Stored entries:
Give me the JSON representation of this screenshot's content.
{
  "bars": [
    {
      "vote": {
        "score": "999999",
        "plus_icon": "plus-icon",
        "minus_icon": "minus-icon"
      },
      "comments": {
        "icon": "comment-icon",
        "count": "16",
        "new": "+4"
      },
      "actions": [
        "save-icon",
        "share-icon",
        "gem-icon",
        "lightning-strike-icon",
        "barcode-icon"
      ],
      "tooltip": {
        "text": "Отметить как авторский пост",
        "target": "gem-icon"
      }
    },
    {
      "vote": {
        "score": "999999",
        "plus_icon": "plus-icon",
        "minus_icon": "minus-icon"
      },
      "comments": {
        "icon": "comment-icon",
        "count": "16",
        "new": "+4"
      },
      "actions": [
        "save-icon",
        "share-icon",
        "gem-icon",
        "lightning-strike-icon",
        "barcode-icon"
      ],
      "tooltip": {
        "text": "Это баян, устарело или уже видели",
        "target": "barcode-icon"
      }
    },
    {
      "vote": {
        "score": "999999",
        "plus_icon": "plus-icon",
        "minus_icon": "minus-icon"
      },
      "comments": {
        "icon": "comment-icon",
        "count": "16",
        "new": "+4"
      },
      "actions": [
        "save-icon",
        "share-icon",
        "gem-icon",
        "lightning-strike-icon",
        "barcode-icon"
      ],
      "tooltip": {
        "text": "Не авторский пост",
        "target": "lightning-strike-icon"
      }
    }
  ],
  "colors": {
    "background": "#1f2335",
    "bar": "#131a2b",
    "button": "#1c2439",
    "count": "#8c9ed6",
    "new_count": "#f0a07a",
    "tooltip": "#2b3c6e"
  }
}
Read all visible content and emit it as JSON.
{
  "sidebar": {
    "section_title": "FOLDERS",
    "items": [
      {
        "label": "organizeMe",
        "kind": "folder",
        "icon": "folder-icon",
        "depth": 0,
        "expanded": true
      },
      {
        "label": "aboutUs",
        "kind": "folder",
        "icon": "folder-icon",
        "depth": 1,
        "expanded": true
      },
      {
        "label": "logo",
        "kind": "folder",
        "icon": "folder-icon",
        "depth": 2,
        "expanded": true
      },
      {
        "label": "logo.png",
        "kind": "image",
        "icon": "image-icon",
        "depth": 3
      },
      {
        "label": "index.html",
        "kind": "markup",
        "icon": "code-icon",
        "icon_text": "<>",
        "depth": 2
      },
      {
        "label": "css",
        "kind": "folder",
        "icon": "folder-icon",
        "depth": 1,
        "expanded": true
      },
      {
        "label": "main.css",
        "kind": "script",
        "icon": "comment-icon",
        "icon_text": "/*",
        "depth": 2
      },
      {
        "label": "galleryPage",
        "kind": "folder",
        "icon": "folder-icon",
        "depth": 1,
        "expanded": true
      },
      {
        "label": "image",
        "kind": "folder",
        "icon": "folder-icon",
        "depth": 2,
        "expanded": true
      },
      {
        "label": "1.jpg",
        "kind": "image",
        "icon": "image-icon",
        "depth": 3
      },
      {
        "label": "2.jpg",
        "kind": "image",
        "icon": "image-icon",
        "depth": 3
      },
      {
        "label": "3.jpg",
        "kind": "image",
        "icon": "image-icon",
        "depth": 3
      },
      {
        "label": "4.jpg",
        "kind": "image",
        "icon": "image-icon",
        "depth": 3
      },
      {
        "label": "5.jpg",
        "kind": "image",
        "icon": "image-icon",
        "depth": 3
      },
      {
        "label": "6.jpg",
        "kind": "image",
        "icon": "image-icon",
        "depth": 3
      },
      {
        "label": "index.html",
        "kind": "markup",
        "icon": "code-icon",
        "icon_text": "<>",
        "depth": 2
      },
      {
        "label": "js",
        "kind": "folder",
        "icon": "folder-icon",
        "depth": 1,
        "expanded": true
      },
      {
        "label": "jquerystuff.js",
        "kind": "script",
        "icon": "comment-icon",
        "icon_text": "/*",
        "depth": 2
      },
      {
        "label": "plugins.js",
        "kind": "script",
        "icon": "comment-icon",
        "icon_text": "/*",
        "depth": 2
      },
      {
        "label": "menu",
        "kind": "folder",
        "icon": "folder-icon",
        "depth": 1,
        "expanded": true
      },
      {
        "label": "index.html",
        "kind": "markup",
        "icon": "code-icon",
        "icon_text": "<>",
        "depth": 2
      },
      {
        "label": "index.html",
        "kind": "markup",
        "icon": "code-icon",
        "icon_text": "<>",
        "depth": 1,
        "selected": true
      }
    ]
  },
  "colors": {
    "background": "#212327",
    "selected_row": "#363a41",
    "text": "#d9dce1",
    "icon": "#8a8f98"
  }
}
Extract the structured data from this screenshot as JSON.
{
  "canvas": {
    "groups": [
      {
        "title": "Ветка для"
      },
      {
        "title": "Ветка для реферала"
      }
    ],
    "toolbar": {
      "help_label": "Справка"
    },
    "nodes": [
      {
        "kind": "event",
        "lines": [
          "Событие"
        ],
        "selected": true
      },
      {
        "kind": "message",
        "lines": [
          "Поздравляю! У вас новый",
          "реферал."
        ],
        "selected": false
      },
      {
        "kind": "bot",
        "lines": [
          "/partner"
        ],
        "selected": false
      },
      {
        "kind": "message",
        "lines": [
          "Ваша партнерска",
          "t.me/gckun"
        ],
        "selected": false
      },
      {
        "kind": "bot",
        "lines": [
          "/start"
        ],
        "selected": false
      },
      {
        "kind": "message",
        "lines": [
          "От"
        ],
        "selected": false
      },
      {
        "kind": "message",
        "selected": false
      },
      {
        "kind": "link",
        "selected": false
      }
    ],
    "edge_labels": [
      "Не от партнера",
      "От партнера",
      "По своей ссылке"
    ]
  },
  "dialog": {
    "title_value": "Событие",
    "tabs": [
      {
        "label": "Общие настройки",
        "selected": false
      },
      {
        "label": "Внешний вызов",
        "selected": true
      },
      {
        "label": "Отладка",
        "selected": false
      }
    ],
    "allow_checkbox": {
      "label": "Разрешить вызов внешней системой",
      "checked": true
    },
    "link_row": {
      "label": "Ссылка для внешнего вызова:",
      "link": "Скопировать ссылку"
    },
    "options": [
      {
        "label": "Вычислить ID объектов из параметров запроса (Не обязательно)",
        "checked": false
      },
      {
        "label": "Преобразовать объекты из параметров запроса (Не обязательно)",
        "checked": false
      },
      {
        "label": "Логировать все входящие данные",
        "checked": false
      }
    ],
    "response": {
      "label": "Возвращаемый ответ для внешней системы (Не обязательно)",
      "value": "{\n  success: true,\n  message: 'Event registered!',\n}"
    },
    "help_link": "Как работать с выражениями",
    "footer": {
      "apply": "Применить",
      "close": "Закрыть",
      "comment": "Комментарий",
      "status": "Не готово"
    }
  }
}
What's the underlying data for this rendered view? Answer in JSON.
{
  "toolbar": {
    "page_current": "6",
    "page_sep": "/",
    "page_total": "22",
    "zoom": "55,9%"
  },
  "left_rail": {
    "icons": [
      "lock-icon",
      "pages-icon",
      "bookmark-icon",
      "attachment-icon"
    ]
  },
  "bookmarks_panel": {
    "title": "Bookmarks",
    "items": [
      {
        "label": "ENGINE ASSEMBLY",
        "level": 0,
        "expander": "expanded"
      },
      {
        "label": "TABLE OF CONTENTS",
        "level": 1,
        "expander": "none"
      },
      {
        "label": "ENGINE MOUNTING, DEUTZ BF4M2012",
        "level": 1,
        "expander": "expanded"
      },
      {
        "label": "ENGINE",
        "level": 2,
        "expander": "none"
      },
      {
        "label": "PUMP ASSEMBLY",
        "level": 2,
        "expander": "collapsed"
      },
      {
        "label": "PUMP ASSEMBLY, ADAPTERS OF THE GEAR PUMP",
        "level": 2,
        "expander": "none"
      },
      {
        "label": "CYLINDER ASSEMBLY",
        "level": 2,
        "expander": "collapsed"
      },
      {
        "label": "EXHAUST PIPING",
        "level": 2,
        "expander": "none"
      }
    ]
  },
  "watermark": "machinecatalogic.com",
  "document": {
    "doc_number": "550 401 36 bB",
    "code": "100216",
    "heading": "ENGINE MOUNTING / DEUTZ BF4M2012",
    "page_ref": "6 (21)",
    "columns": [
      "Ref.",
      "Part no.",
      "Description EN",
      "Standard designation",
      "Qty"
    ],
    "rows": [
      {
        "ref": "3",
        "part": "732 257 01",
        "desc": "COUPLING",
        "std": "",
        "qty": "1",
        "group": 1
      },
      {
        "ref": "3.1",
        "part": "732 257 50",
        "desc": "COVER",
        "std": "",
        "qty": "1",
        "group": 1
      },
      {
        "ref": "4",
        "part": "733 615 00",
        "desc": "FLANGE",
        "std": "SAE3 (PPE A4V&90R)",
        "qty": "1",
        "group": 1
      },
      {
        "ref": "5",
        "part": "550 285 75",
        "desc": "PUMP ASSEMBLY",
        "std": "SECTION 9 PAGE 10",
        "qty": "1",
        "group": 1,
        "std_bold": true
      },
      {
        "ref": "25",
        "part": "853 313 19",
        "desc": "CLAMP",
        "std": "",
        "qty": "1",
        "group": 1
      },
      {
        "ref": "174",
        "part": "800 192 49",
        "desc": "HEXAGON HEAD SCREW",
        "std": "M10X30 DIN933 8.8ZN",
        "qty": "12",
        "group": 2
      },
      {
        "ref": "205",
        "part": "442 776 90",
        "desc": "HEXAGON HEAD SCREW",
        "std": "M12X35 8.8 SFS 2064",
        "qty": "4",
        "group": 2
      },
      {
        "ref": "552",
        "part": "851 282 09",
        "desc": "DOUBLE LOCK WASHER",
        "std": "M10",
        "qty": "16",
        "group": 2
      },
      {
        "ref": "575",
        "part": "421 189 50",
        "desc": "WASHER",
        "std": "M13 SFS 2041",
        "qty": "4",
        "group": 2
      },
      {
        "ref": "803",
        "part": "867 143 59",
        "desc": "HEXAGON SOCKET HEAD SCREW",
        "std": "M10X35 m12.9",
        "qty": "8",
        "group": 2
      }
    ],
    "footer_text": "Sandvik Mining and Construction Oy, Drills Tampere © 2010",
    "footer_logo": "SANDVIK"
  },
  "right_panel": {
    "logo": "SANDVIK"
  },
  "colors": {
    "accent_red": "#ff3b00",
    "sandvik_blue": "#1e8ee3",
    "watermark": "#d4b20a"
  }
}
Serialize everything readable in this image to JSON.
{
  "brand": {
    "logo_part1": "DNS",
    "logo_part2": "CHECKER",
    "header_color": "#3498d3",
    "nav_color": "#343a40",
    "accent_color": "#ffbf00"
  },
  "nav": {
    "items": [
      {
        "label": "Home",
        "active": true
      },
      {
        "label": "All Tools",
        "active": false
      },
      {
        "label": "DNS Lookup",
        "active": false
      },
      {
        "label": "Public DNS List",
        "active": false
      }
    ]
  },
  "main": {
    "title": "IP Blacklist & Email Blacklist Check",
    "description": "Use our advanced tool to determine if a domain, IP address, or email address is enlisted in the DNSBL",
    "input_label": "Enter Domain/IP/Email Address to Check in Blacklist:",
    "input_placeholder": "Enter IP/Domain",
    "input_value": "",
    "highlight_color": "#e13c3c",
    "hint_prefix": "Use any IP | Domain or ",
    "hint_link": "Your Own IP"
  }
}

→ Task details:
All lines from the line containing "Serialize everything readable" through the end of the listing above are to be duplicated exactly; include both ends and nothing further.

→ Task response:
Serialize everything readable in this image to JSON.
{
  "brand": {
    "logo_part1": "DNS",
    "logo_part2": "CHECKER",
    "header_color": "#3498d3",
    "nav_color": "#343a40",
    "accent_color": "#ffbf00"
  },
  "nav": {
    "items": [
      {
        "label": "Home",
        "active": true
      },
      {
        "label": "All Tools",
        "active": false
      },
      {
        "label": "DNS Lookup",
        "active": false
      },
      {
        "label": "Public DNS List",
        "active": false
      }
    ]
  },
  "main": {
    "title": "IP Blacklist & Email Blacklist Check",
    "description": "Use our advanced tool to determine if a domain, IP address, or email address is enlisted in the DNSBL",
    "input_label": "Enter Domain/IP/Email Address to Check in Blacklist:",
    "input_placeholder": "Enter IP/Domain",
    "input_value": "",
    "highlight_color": "#e13c3c",
    "hint_prefix": "Use any IP | Domain or ",
    "hint_link": "Your Own IP"
  }
}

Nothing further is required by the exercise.